▶ **Dataset rows**:
====

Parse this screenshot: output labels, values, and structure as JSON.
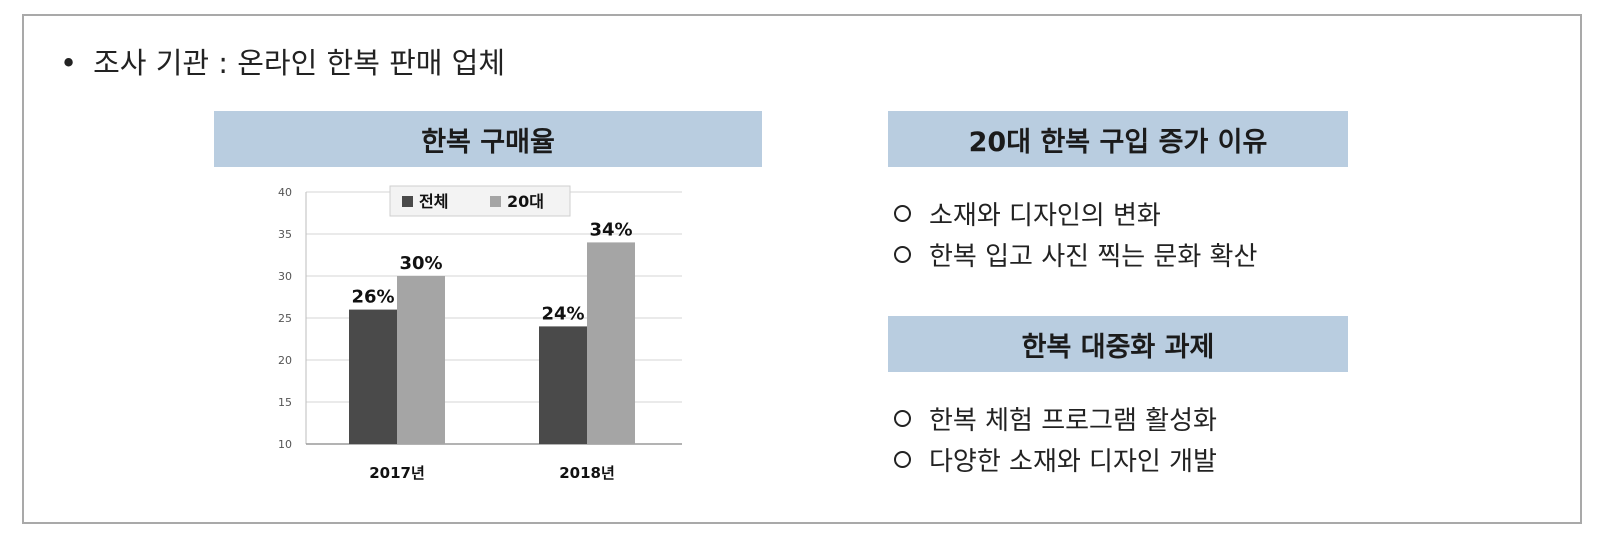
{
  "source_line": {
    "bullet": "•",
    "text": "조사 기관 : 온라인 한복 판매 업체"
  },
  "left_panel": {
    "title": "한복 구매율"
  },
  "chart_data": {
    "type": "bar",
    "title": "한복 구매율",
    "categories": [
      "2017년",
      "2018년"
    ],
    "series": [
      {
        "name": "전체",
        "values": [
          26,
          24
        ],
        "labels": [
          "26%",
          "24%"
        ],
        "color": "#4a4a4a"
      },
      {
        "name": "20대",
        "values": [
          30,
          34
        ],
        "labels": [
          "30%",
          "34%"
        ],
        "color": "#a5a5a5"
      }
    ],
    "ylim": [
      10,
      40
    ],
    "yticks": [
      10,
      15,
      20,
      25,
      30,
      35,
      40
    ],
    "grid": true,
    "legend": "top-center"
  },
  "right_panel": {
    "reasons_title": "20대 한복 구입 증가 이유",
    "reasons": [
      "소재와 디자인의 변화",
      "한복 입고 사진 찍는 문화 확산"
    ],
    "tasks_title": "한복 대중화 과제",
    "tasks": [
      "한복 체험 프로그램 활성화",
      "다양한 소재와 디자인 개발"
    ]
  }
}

====

Leave the pictures out and write out every entry exactly as given.

Parse this screenshot: output labels, values, and structure as JSON.
{
  "source_line": {
    "bullet": "•",
    "text": "조사 기관 : 온라인 한복 판매 업체"
  },
  "left_panel": {
    "title": "한복 구매율"
  },
  "chart_data": {
    "type": "bar",
    "title": "한복 구매율",
    "categories": [
      "2017년",
      "2018년"
    ],
    "series": [
      {
        "name": "전체",
        "values": [
          26,
          24
        ],
        "labels": [
          "26%",
          "24%"
        ],
        "color": "#4a4a4a"
      },
      {
        "name": "20대",
        "values": [
          30,
          34
        ],
        "labels": [
          "30%",
          "34%"
        ],
        "color": "#a5a5a5"
      }
    ],
    "ylim": [
      10,
      40
    ],
    "yticks": [
      10,
      15,
      20,
      25,
      30,
      35,
      40
    ],
    "grid": true,
    "legend": "top-center"
  },
  "right_panel": {
    "reasons_title": "20대 한복 구입 증가 이유",
    "reasons": [
      "소재와 디자인의 변화",
      "한복 입고 사진 찍는 문화 확산"
    ],
    "tasks_title": "한복 대중화 과제",
    "tasks": [
      "한복 체험 프로그램 활성화",
      "다양한 소재와 디자인 개발"
    ]
  }
}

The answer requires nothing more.